WRITTEN PROBLEM: Revise the listing from its start through the line containing "The direction perpendicular", replacing "side view" with "lateral view" and leaving everything else unchanged.

Stored entries:
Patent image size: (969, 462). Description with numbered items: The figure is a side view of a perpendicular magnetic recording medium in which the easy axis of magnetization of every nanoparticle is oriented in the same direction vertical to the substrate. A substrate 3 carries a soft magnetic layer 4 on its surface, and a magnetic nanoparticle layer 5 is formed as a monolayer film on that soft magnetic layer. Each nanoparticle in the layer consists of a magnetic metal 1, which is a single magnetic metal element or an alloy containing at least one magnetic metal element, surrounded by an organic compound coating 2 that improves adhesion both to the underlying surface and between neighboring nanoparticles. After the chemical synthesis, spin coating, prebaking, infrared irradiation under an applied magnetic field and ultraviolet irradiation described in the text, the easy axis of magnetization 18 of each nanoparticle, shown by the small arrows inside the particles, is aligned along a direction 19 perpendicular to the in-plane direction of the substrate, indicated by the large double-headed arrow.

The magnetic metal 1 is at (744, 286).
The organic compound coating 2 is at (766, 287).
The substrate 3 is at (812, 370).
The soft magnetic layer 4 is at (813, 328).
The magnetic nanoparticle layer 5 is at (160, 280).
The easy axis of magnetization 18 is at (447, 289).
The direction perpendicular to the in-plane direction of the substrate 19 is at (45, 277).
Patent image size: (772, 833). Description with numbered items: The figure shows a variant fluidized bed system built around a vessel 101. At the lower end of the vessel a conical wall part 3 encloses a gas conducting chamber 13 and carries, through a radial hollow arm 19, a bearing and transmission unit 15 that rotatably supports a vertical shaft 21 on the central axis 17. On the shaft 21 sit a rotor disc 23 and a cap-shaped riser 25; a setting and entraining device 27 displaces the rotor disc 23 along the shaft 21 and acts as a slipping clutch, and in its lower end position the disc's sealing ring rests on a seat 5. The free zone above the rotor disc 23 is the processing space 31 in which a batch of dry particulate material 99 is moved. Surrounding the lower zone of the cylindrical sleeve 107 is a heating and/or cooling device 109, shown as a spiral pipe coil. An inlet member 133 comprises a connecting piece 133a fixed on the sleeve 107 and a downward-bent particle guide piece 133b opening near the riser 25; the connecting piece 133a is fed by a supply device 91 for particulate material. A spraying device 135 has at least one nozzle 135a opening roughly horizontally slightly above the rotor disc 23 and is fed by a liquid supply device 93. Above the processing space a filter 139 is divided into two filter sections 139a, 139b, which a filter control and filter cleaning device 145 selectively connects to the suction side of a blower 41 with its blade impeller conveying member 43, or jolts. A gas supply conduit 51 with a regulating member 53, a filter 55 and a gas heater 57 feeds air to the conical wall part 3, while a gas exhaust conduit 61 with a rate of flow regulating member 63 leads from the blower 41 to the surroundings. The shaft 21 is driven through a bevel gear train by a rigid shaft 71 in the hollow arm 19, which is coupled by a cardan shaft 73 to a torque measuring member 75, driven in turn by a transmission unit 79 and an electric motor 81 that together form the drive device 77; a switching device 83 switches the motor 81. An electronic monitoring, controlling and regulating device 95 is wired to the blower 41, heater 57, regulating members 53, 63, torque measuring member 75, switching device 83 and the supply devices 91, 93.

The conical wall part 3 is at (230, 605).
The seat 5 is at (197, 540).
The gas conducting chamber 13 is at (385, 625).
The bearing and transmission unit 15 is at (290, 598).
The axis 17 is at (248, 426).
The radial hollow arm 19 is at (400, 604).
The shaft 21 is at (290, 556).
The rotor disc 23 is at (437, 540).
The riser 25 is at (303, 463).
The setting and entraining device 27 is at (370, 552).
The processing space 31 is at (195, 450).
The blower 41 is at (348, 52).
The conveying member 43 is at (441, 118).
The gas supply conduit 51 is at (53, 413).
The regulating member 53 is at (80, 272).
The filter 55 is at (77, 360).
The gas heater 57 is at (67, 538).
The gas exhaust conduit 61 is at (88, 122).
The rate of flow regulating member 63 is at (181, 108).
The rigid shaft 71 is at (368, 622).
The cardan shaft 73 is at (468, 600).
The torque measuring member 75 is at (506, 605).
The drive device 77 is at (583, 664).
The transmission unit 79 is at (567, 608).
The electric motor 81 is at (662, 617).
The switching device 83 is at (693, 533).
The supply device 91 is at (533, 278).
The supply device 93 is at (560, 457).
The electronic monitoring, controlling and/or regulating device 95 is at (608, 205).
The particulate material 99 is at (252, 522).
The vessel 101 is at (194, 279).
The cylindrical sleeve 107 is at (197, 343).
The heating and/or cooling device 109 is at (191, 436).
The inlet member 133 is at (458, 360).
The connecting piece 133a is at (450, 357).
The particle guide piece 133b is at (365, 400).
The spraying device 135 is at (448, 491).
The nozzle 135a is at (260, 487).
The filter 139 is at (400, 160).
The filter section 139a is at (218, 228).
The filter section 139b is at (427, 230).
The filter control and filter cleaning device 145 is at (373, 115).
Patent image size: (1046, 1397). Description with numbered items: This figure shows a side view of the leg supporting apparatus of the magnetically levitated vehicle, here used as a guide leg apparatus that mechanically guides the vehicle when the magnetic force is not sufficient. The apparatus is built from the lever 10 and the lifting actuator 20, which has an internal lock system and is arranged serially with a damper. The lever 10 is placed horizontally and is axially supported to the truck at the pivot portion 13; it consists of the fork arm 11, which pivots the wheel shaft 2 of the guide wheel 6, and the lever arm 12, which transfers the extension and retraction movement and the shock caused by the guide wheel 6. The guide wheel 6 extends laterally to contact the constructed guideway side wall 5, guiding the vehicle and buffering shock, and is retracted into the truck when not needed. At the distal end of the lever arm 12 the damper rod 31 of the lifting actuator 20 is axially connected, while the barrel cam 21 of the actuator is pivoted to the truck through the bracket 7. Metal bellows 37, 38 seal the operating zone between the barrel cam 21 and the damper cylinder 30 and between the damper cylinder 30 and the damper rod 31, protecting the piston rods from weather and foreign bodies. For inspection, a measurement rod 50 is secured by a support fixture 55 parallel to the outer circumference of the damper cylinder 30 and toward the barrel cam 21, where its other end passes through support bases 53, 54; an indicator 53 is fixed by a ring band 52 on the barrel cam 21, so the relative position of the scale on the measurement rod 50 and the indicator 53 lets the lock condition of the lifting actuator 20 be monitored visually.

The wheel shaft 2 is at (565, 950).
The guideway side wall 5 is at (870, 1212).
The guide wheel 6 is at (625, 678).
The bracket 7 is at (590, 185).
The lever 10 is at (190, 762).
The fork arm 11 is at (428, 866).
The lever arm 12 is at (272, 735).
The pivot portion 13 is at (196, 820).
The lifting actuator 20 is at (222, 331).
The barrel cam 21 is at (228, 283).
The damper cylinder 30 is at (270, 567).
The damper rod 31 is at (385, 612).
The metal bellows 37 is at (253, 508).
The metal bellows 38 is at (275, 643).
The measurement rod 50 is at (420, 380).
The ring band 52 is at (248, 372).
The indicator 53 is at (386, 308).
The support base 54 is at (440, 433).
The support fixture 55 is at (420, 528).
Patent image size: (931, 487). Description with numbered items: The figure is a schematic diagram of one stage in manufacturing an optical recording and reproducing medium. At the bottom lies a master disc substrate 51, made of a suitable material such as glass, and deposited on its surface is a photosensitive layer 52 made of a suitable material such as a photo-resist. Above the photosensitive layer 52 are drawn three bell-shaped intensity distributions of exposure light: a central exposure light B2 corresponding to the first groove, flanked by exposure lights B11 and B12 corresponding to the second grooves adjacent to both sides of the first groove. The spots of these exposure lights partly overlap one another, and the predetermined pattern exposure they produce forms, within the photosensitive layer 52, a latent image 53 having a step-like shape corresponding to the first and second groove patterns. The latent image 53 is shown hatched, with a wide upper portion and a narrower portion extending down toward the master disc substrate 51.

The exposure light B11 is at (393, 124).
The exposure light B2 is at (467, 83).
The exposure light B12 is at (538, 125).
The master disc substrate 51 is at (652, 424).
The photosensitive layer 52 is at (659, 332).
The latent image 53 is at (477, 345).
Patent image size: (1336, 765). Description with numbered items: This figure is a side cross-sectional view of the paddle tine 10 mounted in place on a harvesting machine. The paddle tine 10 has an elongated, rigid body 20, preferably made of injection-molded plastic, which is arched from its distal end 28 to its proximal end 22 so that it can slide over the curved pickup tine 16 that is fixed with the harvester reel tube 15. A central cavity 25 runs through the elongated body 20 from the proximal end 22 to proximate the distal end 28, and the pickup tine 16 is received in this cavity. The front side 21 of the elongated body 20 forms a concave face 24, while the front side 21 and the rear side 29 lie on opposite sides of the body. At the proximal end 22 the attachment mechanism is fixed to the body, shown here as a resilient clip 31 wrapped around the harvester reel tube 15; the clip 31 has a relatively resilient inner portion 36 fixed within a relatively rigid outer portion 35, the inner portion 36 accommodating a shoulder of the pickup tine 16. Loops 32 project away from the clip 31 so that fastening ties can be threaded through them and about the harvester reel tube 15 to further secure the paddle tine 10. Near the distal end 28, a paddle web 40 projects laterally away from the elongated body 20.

CORRECT RESULT:
Patent image size: (969, 462). Description with numbered items: The figure is a lateral view of a perpendicular magnetic recording medium in which the easy axis of magnetization of every nanoparticle is oriented in the same direction vertical to the substrate. A substrate 3 carries a soft magnetic layer 4 on its surface, and a magnetic nanoparticle layer 5 is formed as a monolayer film on that soft magnetic layer. Each nanoparticle in the layer consists of a magnetic metal 1, which is a single magnetic metal element or an alloy containing at least one magnetic metal element, surrounded by an organic compound coating 2 that improves adhesion both to the underlying surface and between neighboring nanoparticles. After the chemical synthesis, spin coating, prebaking, infrared irradiation under an applied magnetic field and ultraviolet irradiation described in the text, the easy axis of magnetization 18 of each nanoparticle, shown by the small arrows inside the particles, is aligned along a direction 19 perpendicular to the in-plane direction of the substrate, indicated by the large double-headed arrow.

The magnetic metal 1 is at (744, 286).
The organic compound coating 2 is at (766, 287).
The substrate 3 is at (812, 370).
The soft magnetic layer 4 is at (813, 328).
The magnetic nanoparticle layer 5 is at (160, 280).
The easy axis of magnetization 18 is at (447, 289).
The direction perpendicular to the in-plane direction of the substrate 19 is at (45, 277).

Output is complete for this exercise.